Directions for this task:
Each entry below is to be duplicated verbatim.
** begin Data supplied **
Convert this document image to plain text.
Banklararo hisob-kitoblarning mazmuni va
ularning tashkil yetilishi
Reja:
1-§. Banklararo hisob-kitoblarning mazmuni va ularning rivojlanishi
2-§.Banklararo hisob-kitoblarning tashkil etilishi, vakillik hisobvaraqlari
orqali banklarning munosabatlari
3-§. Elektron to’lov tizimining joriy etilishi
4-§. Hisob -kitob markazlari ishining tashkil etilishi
** end Data supplied **
Response to the exercise:
Convert this document image to plain text.
Banklararo hisob-kitoblarning mazmuni va
ularning tashkil yetilishi
Reja:
1-§. Banklararo hisob-kitoblarning mazmuni va ularning rivojlanishi
2-§.Banklararo hisob-kitoblarning tashkil etilishi, vakillik hisobvaraqlari
orqali banklarning munosabatlari
3-§. Elektron to’lov tizimining joriy etilishi
4-§. Hisob -kitob markazlari ishining tashkil etilishi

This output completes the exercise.